■ **À faire**
a) Dressez la liste des villes citées dans le texte sur le processus de paix en Afghanistan.
b) Selon le texte sur le processus de paix en Afghanistan, dans quelle ville et quel pays l'accord entre les talibans et l'administration américaine a-t-il été ratifié ?

■ **Section du document**
========
Afghanistan : un processus de paix lent
Le processus de paix en Afghanistan a du mal à rester sur la bonne voie. L'accord signé entre les talibans et l'administration américaine au début du mois de mars a sans aucun doute constitué une étape importante. C'était le début de la fin d'une guerre dans laquelle Washington s'est immergé pendant près de deux décennies sans apparemment obtenir trop de résultats tangibles.
Toutefois, la ratification de ce pacte à Doha, au Qatar, n'a représenté que le début d'une route qui, à ce jour, s'est avérée pleine d'obstacles et de courbes. Les pourparlers entre les États-Unis et les fondamentalistes afghans, déjà longs et inégaux, n'ont pas été acceptés par l'exécutif du président Ashraf Ghani. C'était logique : jusqu'à il y a quelques mois, les talibans avaient refusé catégoriquement de négocier avec Kaboul, car ils considéraient le gouvernement national comme une simple marionnette du pouvoir réel, situé à la Maison Blanche.
========
■ **Extrait de données**
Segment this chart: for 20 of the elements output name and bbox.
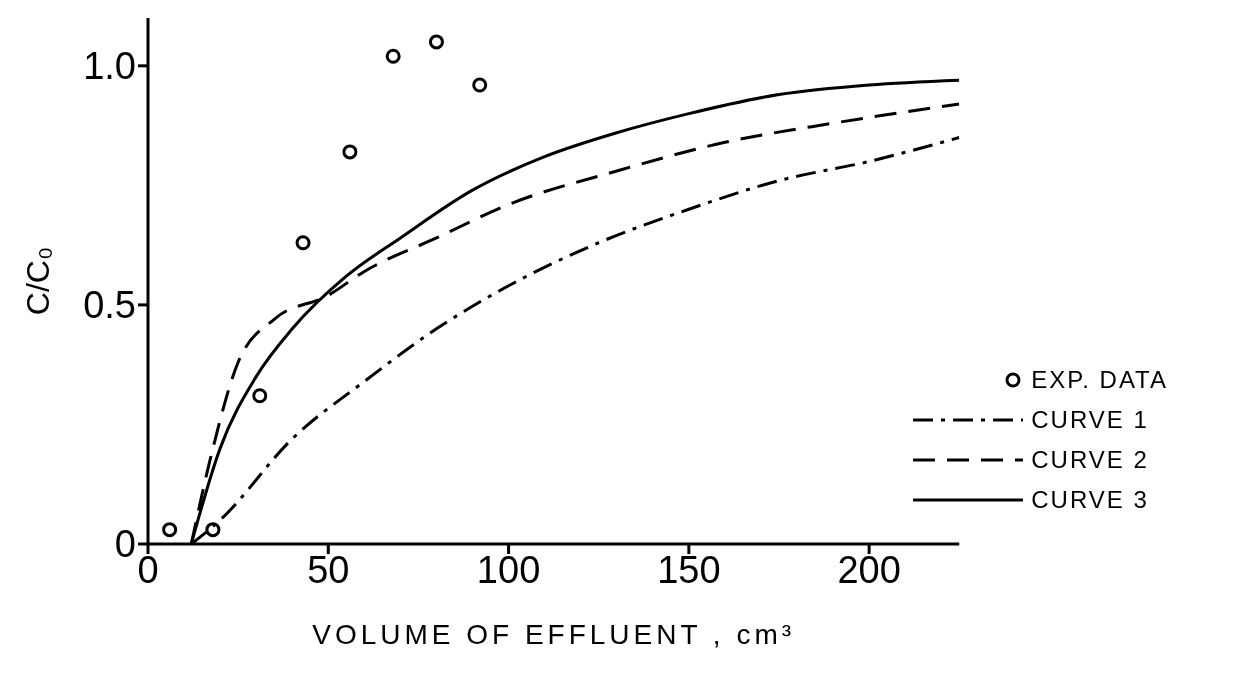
========
■ **Réponses par tâche**
a) Washington, Doha, Kaboul

b) À Doha, au Qatar.